*TO BE DONE*
Determine the number of lines in these entries that hold the word "rates". Give the number and nothing more.
— Start DATASET RECORDS —
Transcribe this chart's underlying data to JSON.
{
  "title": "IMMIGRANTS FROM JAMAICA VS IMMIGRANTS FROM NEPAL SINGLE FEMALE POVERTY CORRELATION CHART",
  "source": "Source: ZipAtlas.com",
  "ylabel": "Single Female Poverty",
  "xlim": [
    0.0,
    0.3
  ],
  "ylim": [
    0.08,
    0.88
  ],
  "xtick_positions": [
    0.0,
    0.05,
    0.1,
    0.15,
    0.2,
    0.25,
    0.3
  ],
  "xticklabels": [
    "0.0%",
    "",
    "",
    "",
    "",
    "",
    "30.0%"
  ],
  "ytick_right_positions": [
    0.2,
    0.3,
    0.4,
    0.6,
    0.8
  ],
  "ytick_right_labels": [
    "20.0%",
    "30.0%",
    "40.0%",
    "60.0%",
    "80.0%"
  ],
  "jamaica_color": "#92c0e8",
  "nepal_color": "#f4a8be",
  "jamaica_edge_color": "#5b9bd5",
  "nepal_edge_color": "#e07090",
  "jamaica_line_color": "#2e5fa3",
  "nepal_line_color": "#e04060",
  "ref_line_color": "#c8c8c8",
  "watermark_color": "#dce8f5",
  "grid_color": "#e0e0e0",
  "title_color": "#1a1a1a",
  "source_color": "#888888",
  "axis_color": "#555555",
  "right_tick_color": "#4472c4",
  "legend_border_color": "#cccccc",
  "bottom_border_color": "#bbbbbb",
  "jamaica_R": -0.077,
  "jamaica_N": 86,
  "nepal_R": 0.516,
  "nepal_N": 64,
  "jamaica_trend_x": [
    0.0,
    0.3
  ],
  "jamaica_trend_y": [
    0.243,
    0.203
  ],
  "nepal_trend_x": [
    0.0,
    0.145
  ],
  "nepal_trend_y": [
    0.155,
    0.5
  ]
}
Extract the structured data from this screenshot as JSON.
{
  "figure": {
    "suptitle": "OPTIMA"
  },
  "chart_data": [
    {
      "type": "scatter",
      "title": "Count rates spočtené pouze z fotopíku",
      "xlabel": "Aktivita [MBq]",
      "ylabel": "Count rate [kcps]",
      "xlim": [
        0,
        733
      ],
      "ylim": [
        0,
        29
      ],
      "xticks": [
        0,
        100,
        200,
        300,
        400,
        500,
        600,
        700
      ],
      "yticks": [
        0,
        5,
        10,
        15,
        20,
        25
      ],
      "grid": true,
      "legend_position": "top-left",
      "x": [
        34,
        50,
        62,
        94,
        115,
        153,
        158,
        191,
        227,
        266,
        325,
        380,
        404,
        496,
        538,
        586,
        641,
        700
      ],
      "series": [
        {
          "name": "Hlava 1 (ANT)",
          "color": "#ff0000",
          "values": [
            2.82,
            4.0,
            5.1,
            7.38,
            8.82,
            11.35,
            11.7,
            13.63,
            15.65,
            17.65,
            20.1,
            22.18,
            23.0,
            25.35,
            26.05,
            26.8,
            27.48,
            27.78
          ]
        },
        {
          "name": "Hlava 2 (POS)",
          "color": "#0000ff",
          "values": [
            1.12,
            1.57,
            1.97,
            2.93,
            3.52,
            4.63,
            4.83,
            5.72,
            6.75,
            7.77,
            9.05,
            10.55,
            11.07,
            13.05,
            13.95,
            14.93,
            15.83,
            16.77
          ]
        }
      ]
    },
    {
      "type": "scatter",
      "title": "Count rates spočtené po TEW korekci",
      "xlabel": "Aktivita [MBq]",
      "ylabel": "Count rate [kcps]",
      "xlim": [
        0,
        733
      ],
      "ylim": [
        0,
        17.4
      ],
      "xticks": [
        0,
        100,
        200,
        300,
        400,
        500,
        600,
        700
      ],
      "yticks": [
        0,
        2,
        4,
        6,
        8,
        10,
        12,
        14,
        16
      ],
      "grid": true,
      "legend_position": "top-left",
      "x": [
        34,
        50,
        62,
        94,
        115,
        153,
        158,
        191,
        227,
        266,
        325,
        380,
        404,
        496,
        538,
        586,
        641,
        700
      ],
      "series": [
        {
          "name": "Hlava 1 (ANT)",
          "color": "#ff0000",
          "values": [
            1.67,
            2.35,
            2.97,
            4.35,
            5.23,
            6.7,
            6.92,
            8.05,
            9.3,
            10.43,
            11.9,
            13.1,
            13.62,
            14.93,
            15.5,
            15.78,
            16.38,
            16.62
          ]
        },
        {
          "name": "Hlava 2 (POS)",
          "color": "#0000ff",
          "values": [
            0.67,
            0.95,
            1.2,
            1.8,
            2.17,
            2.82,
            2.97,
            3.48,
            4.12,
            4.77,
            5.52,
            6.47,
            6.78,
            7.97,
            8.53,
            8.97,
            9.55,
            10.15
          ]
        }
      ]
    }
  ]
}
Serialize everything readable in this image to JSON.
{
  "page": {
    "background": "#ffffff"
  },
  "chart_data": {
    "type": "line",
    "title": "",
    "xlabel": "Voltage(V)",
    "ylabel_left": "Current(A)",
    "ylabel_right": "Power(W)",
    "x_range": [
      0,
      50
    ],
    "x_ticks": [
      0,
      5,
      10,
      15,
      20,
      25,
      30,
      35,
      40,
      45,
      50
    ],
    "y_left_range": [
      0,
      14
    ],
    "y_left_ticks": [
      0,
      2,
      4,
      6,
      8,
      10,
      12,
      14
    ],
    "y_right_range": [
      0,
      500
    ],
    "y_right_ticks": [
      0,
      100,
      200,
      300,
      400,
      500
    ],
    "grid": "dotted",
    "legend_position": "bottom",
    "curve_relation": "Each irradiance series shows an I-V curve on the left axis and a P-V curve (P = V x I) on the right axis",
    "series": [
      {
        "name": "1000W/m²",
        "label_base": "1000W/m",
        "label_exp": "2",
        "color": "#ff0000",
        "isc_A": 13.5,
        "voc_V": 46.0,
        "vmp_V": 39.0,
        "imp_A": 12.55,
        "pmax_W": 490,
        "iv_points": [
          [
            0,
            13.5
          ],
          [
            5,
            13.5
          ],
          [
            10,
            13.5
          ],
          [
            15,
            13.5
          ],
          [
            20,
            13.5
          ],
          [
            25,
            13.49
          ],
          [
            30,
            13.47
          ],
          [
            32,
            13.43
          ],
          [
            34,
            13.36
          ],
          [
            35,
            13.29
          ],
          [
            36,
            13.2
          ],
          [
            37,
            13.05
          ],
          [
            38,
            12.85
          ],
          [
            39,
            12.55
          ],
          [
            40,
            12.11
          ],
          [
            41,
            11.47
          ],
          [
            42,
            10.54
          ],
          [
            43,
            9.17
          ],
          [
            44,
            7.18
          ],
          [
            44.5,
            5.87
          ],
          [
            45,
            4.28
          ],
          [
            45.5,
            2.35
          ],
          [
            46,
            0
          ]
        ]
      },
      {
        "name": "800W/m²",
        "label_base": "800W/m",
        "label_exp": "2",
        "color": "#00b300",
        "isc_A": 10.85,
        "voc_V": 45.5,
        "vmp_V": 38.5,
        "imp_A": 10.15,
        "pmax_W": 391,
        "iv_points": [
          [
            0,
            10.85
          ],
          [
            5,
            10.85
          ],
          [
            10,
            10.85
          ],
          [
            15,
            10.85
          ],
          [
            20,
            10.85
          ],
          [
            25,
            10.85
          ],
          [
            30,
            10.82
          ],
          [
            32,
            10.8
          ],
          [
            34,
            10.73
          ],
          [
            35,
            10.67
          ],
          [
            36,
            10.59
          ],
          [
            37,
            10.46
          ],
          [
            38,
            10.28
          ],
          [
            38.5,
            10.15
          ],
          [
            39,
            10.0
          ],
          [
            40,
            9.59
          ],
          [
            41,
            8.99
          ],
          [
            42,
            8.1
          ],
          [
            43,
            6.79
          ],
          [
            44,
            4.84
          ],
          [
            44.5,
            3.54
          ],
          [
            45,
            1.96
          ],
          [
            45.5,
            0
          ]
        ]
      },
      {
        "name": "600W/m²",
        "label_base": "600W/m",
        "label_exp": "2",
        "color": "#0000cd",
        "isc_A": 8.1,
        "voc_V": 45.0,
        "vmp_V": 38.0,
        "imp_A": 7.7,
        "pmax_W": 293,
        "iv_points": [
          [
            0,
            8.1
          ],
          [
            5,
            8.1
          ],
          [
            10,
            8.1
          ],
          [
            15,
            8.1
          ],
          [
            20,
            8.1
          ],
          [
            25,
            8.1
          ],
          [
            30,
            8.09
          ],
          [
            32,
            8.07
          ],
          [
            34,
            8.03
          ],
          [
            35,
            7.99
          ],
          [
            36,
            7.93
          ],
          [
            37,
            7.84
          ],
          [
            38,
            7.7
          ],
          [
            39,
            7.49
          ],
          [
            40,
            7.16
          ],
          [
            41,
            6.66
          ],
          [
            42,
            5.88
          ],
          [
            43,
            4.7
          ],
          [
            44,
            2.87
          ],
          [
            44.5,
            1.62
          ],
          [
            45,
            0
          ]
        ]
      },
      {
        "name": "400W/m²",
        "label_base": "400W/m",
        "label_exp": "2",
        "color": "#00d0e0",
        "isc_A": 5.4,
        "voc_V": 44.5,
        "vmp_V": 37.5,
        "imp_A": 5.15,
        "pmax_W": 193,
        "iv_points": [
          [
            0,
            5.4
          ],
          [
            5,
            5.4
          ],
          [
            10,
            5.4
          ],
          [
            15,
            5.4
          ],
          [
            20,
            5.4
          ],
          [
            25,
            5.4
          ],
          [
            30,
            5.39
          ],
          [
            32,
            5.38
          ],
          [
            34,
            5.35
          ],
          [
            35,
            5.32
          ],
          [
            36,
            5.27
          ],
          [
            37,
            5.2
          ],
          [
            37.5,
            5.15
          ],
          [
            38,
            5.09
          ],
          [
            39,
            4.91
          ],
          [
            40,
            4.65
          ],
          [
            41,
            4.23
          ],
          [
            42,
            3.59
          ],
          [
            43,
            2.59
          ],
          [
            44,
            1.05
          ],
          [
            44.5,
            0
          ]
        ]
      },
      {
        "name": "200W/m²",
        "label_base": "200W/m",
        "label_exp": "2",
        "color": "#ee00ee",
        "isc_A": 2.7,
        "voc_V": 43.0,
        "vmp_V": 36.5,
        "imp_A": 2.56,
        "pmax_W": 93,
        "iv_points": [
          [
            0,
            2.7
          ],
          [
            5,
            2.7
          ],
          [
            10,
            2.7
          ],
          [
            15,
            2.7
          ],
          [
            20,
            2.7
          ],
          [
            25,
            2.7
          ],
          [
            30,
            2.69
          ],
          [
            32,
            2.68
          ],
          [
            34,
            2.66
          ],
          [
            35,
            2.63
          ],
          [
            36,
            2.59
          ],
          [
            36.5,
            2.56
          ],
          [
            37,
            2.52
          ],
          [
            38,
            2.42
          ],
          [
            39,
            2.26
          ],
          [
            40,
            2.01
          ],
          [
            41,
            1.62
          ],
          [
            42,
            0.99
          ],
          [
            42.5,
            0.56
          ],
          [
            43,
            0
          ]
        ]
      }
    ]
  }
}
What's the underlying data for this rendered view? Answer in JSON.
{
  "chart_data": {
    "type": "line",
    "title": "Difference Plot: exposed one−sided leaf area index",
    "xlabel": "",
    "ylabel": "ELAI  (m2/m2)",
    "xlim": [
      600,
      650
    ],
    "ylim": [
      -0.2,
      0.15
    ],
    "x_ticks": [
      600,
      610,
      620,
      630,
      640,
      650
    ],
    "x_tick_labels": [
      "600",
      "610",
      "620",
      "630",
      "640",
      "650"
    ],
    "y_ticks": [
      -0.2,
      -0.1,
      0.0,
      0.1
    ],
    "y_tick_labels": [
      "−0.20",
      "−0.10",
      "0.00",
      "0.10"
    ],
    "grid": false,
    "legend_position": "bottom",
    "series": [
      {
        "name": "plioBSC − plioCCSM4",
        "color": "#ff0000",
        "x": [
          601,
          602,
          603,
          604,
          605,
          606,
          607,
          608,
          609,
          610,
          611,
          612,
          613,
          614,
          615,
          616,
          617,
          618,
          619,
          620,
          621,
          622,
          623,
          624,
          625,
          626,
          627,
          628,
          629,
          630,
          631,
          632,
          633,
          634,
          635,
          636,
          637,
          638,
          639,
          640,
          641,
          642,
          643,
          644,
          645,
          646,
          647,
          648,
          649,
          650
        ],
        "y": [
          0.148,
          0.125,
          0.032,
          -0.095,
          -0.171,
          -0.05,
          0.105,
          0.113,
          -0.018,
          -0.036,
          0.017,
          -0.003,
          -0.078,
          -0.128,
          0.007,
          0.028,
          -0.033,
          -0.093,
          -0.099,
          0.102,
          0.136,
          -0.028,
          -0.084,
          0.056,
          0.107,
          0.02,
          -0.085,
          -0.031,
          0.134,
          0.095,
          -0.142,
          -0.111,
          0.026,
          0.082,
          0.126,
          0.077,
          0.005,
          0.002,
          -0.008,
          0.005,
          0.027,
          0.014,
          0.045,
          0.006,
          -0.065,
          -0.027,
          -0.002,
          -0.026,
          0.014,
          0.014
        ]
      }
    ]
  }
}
— End DATASET RECORDS —
*ANSWER TO THIS PROBLEM*
2